EXERCISE AIM
Copy every entry exactly.

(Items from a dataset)
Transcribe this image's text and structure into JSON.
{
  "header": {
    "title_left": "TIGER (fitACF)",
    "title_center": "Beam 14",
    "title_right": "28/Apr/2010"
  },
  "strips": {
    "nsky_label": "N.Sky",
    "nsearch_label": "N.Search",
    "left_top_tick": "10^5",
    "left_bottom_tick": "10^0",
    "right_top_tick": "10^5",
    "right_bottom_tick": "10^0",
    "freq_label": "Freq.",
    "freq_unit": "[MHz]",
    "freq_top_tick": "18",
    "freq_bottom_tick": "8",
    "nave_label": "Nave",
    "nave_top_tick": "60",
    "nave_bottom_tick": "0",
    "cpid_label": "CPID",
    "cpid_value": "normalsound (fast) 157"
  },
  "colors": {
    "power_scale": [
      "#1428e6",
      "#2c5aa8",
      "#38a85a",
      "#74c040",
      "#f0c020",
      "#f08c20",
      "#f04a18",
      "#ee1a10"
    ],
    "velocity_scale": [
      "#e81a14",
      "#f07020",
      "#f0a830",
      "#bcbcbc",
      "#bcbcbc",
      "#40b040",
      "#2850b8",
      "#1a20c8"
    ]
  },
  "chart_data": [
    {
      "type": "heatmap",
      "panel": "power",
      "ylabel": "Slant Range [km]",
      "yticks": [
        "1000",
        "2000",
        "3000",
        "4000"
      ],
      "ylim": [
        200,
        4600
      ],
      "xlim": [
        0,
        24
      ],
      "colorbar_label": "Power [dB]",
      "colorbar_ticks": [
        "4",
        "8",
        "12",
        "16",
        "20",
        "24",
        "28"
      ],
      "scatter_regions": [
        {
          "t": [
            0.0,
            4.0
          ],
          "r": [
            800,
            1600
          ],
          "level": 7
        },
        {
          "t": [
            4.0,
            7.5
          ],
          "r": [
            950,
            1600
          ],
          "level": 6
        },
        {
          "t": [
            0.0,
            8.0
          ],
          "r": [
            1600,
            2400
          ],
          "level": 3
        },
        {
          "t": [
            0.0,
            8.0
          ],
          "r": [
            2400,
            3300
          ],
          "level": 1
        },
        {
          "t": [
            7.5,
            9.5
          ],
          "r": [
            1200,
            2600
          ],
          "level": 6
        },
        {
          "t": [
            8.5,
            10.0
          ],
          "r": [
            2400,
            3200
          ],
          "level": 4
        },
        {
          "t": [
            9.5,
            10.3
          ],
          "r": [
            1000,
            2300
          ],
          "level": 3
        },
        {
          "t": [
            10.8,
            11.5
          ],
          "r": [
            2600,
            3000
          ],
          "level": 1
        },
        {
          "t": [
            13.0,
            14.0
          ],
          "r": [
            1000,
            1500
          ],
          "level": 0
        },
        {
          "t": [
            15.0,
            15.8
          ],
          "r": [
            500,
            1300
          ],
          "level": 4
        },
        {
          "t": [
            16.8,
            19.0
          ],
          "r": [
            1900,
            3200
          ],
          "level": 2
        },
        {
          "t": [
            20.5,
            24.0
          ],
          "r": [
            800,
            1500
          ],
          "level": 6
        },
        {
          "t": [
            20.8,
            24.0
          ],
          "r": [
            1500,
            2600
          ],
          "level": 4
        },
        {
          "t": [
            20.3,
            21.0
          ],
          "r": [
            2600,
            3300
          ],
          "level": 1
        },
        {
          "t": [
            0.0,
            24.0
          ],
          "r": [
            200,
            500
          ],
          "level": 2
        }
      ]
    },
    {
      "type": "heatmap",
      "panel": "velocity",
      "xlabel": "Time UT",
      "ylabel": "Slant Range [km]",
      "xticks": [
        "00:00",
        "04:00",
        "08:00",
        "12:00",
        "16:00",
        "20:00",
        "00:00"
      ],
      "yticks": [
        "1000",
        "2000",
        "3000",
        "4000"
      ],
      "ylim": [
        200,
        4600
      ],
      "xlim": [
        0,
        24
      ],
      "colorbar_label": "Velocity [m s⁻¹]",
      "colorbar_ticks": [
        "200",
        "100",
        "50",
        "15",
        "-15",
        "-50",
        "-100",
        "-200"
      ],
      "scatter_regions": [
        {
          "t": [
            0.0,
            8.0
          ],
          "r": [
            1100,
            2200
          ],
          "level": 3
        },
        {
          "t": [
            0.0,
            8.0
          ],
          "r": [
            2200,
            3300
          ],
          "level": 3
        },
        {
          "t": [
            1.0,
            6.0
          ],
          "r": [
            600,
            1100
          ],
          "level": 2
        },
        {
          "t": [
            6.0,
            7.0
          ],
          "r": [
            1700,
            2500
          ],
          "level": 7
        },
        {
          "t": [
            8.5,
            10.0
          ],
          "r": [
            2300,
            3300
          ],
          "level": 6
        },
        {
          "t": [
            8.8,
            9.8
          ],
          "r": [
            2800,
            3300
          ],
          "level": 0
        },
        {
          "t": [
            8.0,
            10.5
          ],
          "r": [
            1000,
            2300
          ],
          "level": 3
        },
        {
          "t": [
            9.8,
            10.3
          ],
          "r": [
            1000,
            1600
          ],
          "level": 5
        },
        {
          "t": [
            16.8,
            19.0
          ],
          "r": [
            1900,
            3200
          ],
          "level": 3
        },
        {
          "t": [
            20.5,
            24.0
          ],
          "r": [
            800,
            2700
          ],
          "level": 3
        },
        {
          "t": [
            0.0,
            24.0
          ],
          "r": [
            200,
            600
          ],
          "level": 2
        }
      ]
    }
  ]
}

WRITTEN ANSWER
Transcribe this image's text and structure into JSON.
{
  "header": {
    "title_left": "TIGER (fitACF)",
    "title_center": "Beam 14",
    "title_right": "28/Apr/2010"
  },
  "strips": {
    "nsky_label": "N.Sky",
    "nsearch_label": "N.Search",
    "left_top_tick": "10^5",
    "left_bottom_tick": "10^0",
    "right_top_tick": "10^5",
    "right_bottom_tick": "10^0",
    "freq_label": "Freq.",
    "freq_unit": "[MHz]",
    "freq_top_tick": "18",
    "freq_bottom_tick": "8",
    "nave_label": "Nave",
    "nave_top_tick": "60",
    "nave_bottom_tick": "0",
    "cpid_label": "CPID",
    "cpid_value": "normalsound (fast) 157"
  },
  "colors": {
    "power_scale": [
      "#1428e6",
      "#2c5aa8",
      "#38a85a",
      "#74c040",
      "#f0c020",
      "#f08c20",
      "#f04a18",
      "#ee1a10"
    ],
    "velocity_scale": [
      "#e81a14",
      "#f07020",
      "#f0a830",
      "#bcbcbc",
      "#bcbcbc",
      "#40b040",
      "#2850b8",
      "#1a20c8"
    ]
  },
  "chart_data": [
    {
      "type": "heatmap",
      "panel": "power",
      "ylabel": "Slant Range [km]",
      "yticks": [
        "1000",
        "2000",
        "3000",
        "4000"
      ],
      "ylim": [
        200,
        4600
      ],
      "xlim": [
        0,
        24
      ],
      "colorbar_label": "Power [dB]",
      "colorbar_ticks": [
        "4",
        "8",
        "12",
        "16",
        "20",
        "24",
        "28"
      ],
      "scatter_regions": [
        {
          "t": [
            0.0,
            4.0
          ],
          "r": [
            800,
            1600
          ],
          "level": 7
        },
        {
          "t": [
            4.0,
            7.5
          ],
          "r": [
            950,
            1600
          ],
          "level": 6
        },
        {
          "t": [
            0.0,
            8.0
          ],
          "r": [
            1600,
            2400
          ],
          "level": 3
        },
        {
          "t": [
            0.0,
            8.0
          ],
          "r": [
            2400,
            3300
          ],
          "level": 1
        },
        {
          "t": [
            7.5,
            9.5
          ],
          "r": [
            1200,
            2600
          ],
          "level": 6
        },
        {
          "t": [
            8.5,
            10.0
          ],
          "r": [
            2400,
            3200
          ],
          "level": 4
        },
        {
          "t": [
            9.5,
            10.3
          ],
          "r": [
            1000,
            2300
          ],
          "level": 3
        },
        {
          "t": [
            10.8,
            11.5
          ],
          "r": [
            2600,
            3000
          ],
          "level": 1
        },
        {
          "t": [
            13.0,
            14.0
          ],
          "r": [
            1000,
            1500
          ],
          "level": 0
        },
        {
          "t": [
            15.0,
            15.8
          ],
          "r": [
            500,
            1300
          ],
          "level": 4
        },
        {
          "t": [
            16.8,
            19.0
          ],
          "r": [
            1900,
            3200
          ],
          "level": 2
        },
        {
          "t": [
            20.5,
            24.0
          ],
          "r": [
            800,
            1500
          ],
          "level": 6
        },
        {
          "t": [
            20.8,
            24.0
          ],
          "r": [
            1500,
            2600
          ],
          "level": 4
        },
        {
          "t": [
            20.3,
            21.0
          ],
          "r": [
            2600,
            3300
          ],
          "level": 1
        },
        {
          "t": [
            0.0,
            24.0
          ],
          "r": [
            200,
            500
          ],
          "level": 2
        }
      ]
    },
    {
      "type": "heatmap",
      "panel": "velocity",
      "xlabel": "Time UT",
      "ylabel": "Slant Range [km]",
      "xticks": [
        "00:00",
        "04:00",
        "08:00",
        "12:00",
        "16:00",
        "20:00",
        "00:00"
      ],
      "yticks": [
        "1000",
        "2000",
        "3000",
        "4000"
      ],
      "ylim": [
        200,
        4600
      ],
      "xlim": [
        0,
        24
      ],
      "colorbar_label": "Velocity [m s⁻¹]",
      "colorbar_ticks": [
        "200",
        "100",
        "50",
        "15",
        "-15",
        "-50",
        "-100",
        "-200"
      ],
      "scatter_regions": [
        {
          "t": [
            0.0,
            8.0
          ],
          "r": [
            1100,
            2200
          ],
          "level": 3
        },
        {
          "t": [
            0.0,
            8.0
          ],
          "r": [
            2200,
            3300
          ],
          "level": 3
        },
        {
          "t": [
            1.0,
            6.0
          ],
          "r": [
            600,
            1100
          ],
          "level": 2
        },
        {
          "t": [
            6.0,
            7.0
          ],
          "r": [
            1700,
            2500
          ],
          "level": 7
        },
        {
          "t": [
            8.5,
            10.0
          ],
          "r": [
            2300,
            3300
          ],
          "level": 6
        },
        {
          "t": [
            8.8,
            9.8
          ],
          "r": [
            2800,
            3300
          ],
          "level": 0
        },
        {
          "t": [
            8.0,
            10.5
          ],
          "r": [
            1000,
            2300
          ],
          "level": 3
        },
        {
          "t": [
            9.8,
            10.3
          ],
          "r": [
            1000,
            1600
          ],
          "level": 5
        },
        {
          "t": [
            16.8,
            19.0
          ],
          "r": [
            1900,
            3200
          ],
          "level": 3
        },
        {
          "t": [
            20.5,
            24.0
          ],
          "r": [
            800,
            2700
          ],
          "level": 3
        },
        {
          "t": [
            0.0,
            24.0
          ],
          "r": [
            200,
            600
          ],
          "level": 2
        }
      ]
    }
  ]
}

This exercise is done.